**STATED PROBLEM:**
In the material below, find how many lines contain the string "thumbs". Write only that number.

(Dataset items)
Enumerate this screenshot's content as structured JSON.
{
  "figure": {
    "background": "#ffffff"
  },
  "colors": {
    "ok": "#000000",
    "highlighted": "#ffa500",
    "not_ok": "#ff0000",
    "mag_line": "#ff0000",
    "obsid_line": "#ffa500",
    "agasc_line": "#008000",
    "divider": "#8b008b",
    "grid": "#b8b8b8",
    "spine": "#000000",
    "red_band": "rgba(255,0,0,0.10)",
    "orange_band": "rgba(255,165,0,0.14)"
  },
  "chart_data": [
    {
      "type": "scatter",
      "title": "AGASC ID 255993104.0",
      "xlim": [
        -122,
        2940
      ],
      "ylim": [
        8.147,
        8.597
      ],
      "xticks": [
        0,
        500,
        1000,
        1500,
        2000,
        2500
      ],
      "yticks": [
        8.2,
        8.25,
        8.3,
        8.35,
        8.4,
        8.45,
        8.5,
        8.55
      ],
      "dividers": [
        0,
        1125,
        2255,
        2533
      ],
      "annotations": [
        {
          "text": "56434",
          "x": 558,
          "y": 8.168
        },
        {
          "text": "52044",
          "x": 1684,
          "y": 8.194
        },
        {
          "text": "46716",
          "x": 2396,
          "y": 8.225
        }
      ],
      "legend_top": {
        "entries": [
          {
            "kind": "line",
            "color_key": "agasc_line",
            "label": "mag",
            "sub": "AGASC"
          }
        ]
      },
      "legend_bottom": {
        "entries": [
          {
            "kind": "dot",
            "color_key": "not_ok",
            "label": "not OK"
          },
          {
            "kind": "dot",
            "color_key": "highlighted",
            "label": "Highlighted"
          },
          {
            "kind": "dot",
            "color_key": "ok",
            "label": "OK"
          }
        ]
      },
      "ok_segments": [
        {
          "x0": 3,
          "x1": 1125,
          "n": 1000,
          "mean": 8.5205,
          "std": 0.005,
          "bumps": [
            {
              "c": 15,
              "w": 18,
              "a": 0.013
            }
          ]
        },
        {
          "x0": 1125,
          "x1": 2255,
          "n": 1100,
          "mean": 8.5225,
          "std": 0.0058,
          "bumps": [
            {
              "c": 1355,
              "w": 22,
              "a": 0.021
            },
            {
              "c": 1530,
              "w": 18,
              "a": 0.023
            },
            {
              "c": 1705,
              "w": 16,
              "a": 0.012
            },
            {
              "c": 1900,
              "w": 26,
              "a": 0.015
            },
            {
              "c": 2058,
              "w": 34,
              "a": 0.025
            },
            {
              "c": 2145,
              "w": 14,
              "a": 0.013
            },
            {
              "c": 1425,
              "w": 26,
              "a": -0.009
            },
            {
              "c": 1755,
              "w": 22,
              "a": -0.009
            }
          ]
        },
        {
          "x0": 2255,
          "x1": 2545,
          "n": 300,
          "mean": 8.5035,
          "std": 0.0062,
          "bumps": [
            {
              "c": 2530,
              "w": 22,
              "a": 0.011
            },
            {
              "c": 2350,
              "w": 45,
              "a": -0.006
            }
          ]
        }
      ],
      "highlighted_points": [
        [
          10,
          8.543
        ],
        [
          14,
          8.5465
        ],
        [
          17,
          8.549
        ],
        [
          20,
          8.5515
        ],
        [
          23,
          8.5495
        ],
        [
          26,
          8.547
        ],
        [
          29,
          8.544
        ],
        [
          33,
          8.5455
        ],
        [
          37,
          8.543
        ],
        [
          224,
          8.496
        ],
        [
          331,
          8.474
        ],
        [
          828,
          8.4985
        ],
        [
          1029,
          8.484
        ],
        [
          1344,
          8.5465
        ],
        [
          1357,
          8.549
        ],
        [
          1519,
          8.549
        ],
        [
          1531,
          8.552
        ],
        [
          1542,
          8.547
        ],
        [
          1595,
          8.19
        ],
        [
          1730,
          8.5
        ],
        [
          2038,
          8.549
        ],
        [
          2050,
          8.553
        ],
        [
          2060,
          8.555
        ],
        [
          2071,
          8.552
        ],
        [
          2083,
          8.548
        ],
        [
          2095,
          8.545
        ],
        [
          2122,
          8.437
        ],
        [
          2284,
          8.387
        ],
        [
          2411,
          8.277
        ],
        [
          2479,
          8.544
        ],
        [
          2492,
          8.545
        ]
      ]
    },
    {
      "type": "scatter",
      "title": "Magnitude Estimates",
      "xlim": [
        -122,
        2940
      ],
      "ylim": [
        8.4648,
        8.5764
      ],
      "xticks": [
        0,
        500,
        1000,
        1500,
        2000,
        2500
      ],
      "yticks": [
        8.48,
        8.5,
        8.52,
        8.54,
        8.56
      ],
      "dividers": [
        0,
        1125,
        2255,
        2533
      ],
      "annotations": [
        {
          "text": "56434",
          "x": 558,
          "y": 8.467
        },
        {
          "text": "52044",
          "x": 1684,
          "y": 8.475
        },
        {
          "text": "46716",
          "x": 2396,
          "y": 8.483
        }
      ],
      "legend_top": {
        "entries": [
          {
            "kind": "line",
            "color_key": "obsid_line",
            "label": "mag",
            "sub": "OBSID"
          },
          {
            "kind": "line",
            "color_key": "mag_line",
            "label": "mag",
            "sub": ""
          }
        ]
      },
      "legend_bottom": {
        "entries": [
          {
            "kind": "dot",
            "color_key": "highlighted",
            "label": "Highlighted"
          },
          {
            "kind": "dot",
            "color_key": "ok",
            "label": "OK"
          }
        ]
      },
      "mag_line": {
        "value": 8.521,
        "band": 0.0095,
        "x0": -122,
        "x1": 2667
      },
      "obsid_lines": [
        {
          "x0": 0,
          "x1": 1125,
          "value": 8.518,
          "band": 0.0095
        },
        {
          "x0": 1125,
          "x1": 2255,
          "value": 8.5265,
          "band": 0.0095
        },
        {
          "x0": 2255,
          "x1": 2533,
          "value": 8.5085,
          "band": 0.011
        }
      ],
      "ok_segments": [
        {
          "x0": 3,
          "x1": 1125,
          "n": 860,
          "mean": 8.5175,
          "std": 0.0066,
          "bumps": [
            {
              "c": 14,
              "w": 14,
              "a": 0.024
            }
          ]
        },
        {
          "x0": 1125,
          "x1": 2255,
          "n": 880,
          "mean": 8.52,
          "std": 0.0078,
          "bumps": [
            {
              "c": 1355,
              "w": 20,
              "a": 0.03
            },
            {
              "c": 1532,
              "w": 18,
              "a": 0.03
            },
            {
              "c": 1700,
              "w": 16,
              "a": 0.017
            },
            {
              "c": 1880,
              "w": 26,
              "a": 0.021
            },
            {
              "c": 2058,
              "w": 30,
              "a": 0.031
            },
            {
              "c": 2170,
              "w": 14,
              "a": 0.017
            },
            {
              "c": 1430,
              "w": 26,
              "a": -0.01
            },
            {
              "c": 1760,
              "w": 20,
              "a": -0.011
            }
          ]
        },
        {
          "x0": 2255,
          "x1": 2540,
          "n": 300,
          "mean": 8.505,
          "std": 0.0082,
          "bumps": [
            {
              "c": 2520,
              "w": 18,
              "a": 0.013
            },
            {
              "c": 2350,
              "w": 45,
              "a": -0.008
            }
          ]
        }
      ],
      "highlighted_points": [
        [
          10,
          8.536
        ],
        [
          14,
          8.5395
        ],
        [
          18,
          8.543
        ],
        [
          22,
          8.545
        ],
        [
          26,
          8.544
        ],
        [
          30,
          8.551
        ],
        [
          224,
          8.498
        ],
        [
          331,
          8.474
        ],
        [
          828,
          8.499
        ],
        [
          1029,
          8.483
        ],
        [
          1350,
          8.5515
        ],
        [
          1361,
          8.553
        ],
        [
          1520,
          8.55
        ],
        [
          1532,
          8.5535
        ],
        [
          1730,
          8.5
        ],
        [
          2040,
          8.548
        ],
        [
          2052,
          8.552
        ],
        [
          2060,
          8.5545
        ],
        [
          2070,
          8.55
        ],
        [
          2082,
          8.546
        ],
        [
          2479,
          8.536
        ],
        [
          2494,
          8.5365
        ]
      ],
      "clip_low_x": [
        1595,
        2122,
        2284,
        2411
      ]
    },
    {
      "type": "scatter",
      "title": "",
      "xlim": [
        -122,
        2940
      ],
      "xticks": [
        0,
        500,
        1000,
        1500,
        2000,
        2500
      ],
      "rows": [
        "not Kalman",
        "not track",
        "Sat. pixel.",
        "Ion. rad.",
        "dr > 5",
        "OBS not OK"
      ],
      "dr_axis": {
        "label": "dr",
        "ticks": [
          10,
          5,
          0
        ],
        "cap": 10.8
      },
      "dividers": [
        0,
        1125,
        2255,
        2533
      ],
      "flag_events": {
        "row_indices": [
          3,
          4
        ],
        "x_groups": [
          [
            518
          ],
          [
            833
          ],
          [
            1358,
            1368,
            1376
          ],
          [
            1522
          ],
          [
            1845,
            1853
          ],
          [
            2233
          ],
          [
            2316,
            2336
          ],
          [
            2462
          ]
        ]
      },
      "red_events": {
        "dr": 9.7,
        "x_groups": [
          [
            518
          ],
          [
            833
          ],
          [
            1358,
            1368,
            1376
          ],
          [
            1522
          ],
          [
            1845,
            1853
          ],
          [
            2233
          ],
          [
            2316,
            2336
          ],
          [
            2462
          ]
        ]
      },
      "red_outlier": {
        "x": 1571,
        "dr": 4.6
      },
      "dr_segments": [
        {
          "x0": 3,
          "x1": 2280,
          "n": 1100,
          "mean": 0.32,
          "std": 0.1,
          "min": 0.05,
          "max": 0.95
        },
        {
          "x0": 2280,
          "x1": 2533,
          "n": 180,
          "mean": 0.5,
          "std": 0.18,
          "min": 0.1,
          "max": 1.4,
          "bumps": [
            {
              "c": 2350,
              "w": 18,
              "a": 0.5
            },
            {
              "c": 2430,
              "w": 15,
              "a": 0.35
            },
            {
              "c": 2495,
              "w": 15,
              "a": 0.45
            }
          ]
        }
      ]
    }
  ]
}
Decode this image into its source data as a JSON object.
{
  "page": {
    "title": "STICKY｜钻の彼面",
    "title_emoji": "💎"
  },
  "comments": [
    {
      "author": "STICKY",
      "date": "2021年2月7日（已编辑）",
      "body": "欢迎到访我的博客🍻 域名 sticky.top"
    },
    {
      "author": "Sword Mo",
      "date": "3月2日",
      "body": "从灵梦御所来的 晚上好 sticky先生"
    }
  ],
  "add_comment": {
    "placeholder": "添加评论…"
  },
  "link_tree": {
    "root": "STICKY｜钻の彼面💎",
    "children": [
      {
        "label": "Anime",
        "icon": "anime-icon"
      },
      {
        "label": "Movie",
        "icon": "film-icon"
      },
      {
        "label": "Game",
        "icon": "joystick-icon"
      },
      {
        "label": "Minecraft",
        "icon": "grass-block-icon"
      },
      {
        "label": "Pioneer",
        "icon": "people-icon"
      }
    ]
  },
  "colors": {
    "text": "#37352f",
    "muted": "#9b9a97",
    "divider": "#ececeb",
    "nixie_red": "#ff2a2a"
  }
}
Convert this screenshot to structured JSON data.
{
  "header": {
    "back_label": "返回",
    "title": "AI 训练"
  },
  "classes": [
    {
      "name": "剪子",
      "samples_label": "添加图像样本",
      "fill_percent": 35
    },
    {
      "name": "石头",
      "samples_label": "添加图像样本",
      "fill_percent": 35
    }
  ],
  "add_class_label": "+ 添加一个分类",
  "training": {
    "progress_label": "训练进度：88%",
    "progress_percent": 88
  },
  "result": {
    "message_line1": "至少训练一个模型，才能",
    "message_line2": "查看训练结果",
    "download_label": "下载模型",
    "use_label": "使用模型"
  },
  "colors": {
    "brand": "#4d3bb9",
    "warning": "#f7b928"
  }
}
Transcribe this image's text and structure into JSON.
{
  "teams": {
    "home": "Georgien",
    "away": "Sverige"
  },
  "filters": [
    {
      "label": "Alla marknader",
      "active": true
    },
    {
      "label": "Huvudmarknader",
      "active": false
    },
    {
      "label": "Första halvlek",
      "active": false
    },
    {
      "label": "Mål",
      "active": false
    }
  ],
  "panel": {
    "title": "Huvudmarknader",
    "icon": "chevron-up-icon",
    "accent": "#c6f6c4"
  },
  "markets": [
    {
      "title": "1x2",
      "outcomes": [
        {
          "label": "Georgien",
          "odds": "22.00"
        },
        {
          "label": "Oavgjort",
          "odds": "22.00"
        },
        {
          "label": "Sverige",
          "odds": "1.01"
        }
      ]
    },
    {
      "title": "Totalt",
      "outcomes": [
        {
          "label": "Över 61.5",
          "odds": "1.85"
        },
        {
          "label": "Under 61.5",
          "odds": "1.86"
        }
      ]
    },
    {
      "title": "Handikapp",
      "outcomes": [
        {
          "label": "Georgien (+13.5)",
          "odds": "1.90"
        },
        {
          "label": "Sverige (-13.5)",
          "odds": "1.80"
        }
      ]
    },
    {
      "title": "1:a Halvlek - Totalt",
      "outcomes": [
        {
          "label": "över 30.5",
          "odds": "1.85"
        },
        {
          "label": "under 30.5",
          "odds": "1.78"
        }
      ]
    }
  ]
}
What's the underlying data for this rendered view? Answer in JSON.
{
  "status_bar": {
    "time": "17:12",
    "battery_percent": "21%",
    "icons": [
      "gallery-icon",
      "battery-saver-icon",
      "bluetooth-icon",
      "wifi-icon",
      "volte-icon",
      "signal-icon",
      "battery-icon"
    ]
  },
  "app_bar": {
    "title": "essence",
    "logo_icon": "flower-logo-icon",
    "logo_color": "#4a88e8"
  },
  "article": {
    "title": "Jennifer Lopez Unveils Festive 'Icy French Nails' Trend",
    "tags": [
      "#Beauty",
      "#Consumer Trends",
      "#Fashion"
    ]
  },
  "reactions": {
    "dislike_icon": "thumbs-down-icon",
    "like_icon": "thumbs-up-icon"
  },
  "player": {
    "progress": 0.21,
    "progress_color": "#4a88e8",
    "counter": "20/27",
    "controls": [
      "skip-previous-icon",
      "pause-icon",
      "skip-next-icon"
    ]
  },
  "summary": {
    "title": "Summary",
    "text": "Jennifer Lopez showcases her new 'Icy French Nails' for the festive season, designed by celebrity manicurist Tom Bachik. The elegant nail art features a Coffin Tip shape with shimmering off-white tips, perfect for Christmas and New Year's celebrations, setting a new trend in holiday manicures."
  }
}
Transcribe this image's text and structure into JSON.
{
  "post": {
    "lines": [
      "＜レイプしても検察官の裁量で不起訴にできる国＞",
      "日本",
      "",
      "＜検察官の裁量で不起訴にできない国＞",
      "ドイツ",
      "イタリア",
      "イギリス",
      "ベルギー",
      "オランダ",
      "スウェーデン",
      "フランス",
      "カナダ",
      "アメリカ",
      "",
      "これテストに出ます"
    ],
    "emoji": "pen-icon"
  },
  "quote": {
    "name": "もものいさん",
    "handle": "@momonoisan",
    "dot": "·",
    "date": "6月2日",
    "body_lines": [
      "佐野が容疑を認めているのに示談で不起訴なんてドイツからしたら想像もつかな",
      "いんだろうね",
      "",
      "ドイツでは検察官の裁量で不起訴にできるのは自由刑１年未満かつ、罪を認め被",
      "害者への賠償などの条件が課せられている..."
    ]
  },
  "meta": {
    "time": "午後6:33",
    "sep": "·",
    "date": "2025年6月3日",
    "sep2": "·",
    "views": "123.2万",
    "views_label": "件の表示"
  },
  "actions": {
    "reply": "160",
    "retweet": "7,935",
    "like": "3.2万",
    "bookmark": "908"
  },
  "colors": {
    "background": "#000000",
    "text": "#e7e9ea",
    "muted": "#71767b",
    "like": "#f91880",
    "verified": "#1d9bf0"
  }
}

**EXERCISE ANSWER:**
2